STORED RECORDS:
################

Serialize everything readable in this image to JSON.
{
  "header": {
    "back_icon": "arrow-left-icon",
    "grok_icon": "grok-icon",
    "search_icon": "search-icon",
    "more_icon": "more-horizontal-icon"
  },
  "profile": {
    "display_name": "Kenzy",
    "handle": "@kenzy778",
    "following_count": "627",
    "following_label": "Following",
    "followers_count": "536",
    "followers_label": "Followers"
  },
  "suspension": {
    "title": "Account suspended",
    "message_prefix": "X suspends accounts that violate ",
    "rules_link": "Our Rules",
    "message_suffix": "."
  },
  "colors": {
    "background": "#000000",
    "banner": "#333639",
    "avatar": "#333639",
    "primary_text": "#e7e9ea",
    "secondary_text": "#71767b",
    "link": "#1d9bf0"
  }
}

################

WHAT YOU ARE ASKED TO DO:
Retype the listing above in full, with no alterations.

RESPONSE TO THE EXERCISE:
Serialize everything readable in this image to JSON.
{
  "header": {
    "back_icon": "arrow-left-icon",
    "grok_icon": "grok-icon",
    "search_icon": "search-icon",
    "more_icon": "more-horizontal-icon"
  },
  "profile": {
    "display_name": "Kenzy",
    "handle": "@kenzy778",
    "following_count": "627",
    "following_label": "Following",
    "followers_count": "536",
    "followers_label": "Followers"
  },
  "suspension": {
    "title": "Account suspended",
    "message_prefix": "X suspends accounts that violate ",
    "rules_link": "Our Rules",
    "message_suffix": "."
  },
  "colors": {
    "background": "#000000",
    "banner": "#333639",
    "avatar": "#333639",
    "primary_text": "#e7e9ea",
    "secondary_text": "#71767b",
    "link": "#1d9bf0"
  }
}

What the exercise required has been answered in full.